-- Extrait fourni --

LA THÉORIE DES
REPRÉSENTATIONS SOCIALES
DÉFINITION DES
REPRÉSENTATIONS SOCIALES
HISTORIQUE
L'origine des représentations sociales peut remonter
jusqu'à Durkheim et son concept de « représentation
collective »(1895). Durkheim avait introduit ce thème
pour montrer la primauté du social sur l'individuel. En effet, il
distinguait les « représentations
collectives » des « représentations
individuelles ». « Si l'on peut dire, à
certains égards, que les représentations collectives sont
extérieures aux consciences individuelles, c'est qu'elles ne
dérivent pas des individus pris isolément, mais de leur concours
; ce qui est bien différent » (Durkheim, 1898, p.20). Les
« représentations collectives »
étaient partagées par l'ensemble d'une société,
elles étaient stables et résistaient au temps contrairement aux
« représentations individuelles » qui
faisaient l'objet de variations considérables. Mais c'est en 1961 que
Moscovici élabore la théorie des
« représentations sociales ». Moscovici
utilise la notion de « représentation
sociale » dans son étude consacrée à
l'image de la psychanalyse dans la société française. Pour
Moscovici les opinions et les mentalités sont en perpétuels
changements et ne sont pas partagées par tous les membres d'une
société au même moment. Le concept de
« représentations sociales » occupe une
place intermédiaire entre les « représentations
collectives » et les
« représentations individuelles »,
elles sont consensuelles dans le cadre d'un groupe mais pas à
l'échelle de toute une société et elles sont stables mais
peuvent quand même évoluer au fil du temps ou accueillir des
variations individuelles.

-- Exercice 1 --
Relève toutes les années citées dans le texte sur les représentations sociales.
-- Exercice 2 --
Dans les enregistrements, recopie tout ce qui va de la ligne contenant "star-icon: ★ <box>997 535 1021 565</box>" jusqu'à celle contenant "tab-youtube-search[interactable]: YouTube - Search", ces deux lignes comprises, en changeant "interactable" en "cliquable" sans rien modifier d'autre.
Le texte et les enregistrements sont deux documents sans rapport entre eux.

-- Entrées extraites --

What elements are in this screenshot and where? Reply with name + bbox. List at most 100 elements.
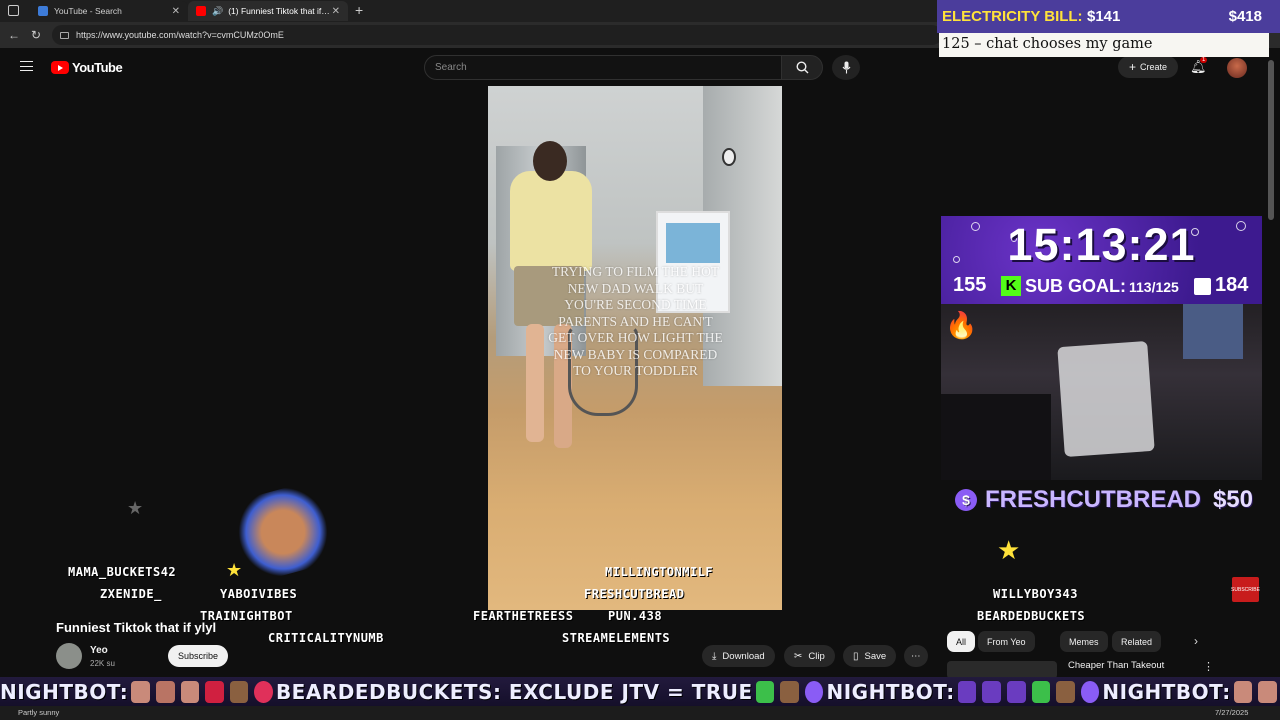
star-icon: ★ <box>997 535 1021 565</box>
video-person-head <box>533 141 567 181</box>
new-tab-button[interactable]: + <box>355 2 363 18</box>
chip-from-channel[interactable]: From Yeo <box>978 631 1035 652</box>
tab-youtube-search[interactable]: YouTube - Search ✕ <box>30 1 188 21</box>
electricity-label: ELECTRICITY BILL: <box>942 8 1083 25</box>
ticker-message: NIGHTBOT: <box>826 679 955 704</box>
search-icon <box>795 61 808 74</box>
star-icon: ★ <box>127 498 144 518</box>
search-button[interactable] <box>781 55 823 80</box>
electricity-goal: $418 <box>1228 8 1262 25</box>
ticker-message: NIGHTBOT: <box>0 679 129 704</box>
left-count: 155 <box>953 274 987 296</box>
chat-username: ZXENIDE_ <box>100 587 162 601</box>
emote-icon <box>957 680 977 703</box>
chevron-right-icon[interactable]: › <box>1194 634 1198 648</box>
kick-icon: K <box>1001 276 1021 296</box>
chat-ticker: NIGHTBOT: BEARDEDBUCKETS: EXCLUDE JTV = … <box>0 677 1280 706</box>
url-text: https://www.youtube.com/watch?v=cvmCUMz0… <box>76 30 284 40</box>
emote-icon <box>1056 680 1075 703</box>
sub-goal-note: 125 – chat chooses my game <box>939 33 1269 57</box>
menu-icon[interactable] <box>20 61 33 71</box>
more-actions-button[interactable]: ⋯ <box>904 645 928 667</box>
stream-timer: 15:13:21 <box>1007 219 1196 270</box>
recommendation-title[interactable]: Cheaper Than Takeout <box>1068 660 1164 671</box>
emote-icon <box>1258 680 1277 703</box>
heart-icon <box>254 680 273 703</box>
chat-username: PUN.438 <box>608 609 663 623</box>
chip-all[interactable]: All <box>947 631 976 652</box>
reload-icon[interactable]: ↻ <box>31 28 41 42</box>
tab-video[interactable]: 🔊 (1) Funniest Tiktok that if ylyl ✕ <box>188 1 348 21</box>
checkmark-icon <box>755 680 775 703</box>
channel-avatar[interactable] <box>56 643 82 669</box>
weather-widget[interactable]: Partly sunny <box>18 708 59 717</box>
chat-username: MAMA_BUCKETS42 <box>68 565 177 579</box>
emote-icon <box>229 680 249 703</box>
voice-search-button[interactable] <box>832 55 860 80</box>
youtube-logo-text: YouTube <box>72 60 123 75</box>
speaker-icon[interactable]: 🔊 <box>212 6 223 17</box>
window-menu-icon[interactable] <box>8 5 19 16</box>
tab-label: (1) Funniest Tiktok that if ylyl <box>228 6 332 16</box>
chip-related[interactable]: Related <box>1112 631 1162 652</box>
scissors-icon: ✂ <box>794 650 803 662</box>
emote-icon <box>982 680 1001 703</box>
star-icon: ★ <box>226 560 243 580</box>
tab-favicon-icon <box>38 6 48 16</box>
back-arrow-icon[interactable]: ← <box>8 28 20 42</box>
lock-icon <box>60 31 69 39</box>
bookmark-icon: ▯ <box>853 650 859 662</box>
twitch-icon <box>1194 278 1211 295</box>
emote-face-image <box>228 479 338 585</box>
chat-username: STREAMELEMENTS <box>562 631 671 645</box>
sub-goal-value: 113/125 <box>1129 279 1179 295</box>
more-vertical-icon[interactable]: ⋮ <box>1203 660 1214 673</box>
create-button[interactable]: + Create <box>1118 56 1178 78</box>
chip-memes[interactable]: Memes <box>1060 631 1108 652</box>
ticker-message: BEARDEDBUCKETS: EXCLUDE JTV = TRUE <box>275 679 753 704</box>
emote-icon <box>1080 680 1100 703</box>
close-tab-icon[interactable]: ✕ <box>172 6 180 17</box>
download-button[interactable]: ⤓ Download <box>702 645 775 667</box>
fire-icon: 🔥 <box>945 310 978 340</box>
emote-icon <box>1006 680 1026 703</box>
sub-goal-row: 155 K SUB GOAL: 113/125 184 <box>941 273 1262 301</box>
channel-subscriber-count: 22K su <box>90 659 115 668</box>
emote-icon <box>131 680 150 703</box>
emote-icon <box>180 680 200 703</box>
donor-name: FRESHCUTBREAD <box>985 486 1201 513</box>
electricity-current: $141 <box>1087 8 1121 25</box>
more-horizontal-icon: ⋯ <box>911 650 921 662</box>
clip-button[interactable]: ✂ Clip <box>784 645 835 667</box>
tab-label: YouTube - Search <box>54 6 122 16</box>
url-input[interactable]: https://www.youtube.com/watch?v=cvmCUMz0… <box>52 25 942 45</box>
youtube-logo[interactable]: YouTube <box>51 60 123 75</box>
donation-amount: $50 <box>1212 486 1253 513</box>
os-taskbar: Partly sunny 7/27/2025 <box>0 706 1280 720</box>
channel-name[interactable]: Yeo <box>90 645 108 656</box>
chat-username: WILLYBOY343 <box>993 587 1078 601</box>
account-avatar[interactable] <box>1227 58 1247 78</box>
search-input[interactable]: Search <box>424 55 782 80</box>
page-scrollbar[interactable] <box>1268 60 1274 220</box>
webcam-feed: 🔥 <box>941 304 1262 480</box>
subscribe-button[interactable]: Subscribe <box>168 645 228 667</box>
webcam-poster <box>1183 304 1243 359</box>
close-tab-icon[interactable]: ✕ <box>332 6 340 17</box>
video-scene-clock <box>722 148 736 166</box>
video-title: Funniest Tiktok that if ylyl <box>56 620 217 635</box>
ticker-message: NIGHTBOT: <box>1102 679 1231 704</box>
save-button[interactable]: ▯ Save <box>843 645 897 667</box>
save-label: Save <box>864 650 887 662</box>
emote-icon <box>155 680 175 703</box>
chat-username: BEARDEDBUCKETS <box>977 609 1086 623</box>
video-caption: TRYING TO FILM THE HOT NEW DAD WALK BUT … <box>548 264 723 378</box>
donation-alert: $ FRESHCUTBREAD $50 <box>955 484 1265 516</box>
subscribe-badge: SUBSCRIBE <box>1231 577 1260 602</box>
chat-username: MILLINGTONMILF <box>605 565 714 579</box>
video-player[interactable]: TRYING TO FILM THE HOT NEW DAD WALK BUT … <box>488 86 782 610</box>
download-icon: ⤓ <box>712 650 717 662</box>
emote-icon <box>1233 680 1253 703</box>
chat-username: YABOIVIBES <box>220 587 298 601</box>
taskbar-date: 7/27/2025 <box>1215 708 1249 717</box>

...

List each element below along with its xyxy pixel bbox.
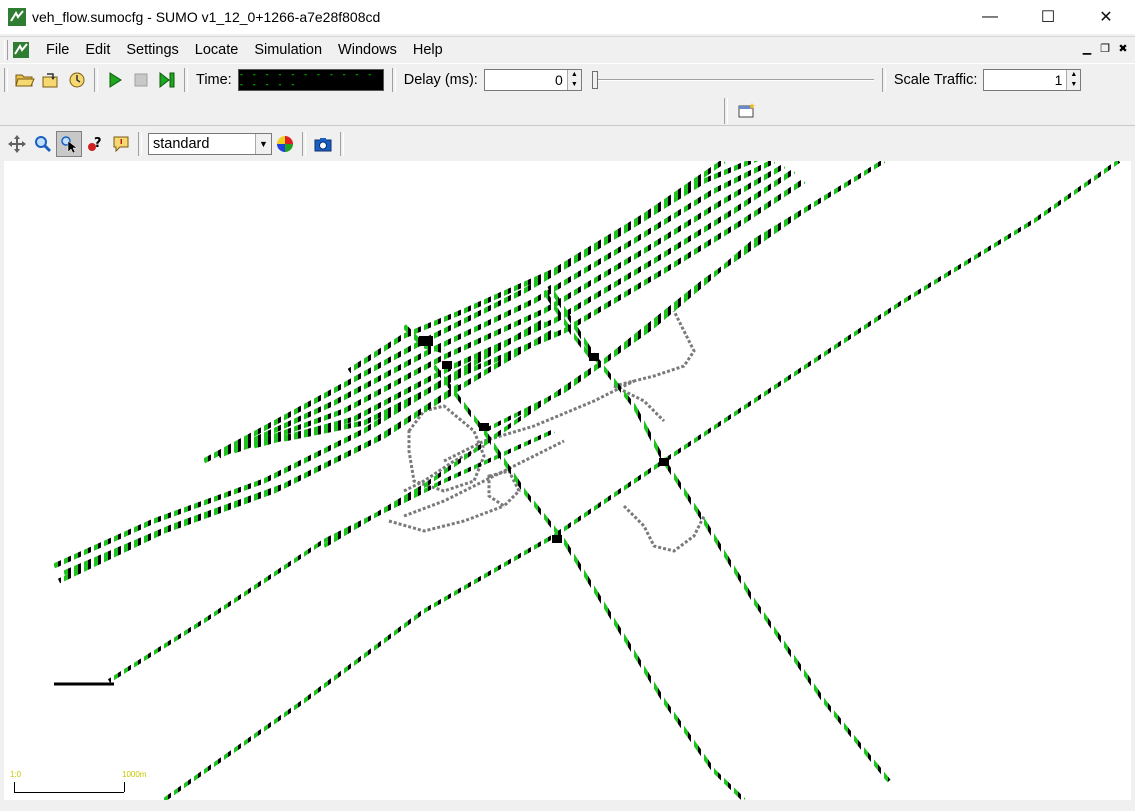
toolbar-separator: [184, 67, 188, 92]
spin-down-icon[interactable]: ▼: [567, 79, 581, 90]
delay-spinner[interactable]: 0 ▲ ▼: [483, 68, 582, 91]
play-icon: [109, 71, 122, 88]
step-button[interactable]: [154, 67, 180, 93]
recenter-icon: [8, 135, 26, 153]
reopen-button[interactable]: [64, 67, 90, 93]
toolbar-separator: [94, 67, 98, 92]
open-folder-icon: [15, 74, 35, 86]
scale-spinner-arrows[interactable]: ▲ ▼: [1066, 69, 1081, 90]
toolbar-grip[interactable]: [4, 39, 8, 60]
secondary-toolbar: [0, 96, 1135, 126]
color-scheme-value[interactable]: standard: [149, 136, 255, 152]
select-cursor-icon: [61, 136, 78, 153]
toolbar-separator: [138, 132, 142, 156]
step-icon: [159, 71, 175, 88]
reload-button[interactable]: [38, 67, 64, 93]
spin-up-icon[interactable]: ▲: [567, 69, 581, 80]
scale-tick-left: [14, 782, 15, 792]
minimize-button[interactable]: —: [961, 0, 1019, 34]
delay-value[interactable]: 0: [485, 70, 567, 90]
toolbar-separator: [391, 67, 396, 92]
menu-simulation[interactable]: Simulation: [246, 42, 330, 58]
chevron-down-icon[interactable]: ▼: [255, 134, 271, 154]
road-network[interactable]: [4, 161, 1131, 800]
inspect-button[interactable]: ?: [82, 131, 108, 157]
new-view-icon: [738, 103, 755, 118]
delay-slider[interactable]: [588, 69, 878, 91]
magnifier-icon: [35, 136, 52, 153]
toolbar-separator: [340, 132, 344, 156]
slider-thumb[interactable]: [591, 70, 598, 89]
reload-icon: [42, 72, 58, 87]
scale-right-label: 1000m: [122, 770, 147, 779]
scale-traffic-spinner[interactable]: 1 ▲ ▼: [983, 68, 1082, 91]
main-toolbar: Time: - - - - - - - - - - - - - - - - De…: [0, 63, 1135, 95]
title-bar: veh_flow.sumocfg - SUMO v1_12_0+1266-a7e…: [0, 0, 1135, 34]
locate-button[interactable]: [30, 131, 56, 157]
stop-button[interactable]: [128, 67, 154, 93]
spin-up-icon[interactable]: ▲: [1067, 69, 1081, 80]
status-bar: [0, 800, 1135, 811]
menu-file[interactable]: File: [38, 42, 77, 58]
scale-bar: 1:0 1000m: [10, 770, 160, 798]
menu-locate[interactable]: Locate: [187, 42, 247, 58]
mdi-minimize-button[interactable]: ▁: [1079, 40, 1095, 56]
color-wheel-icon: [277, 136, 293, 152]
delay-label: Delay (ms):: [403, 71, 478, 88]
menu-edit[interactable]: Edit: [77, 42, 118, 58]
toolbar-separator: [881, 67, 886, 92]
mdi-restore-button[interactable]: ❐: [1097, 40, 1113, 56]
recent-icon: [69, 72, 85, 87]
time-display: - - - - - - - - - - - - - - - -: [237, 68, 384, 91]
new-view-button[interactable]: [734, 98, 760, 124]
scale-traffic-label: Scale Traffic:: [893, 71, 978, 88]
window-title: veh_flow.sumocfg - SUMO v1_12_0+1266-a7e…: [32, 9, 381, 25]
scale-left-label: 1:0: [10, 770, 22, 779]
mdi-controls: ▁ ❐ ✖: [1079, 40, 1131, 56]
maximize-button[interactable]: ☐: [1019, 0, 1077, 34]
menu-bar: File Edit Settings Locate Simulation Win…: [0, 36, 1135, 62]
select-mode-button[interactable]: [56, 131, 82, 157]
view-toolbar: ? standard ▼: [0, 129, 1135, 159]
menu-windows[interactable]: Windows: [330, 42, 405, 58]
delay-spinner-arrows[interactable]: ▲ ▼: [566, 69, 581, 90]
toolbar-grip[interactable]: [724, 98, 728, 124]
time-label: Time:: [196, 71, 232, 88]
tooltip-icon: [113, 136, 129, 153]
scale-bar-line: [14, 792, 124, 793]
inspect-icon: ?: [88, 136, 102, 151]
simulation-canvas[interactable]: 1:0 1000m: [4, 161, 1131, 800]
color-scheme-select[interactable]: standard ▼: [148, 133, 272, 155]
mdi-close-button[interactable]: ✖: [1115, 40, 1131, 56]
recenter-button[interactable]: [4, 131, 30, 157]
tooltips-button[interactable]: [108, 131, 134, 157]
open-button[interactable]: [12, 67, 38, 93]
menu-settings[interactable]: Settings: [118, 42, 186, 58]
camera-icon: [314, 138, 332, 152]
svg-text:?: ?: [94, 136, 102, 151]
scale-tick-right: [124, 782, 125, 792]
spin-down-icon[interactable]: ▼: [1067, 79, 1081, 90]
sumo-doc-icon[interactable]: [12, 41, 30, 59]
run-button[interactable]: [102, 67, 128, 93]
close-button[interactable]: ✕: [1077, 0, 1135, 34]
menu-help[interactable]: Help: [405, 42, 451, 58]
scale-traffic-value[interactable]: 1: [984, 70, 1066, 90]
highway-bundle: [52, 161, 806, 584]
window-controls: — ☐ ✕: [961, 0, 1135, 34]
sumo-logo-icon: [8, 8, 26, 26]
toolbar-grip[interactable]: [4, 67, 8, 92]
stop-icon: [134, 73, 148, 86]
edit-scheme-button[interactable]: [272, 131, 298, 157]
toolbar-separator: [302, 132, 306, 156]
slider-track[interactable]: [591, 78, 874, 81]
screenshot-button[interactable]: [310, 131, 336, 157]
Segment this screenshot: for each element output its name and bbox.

-- Corrigé rédigé 1 --
1895, 1898, 1961

-- Corrigé rédigé 2 --
star-icon: ★ <box>997 535 1021 565</box>
video-person-head <box>533 141 567 181</box>
new-tab-button[cliquable]: + <box>355 2 363 18</box>
chip-from-channel[cliquable]: From Yeo <box>978 631 1035 652</box>
tab-youtube-search[cliquable]: YouTube - Search ✕ <box>30 1 188 21</box>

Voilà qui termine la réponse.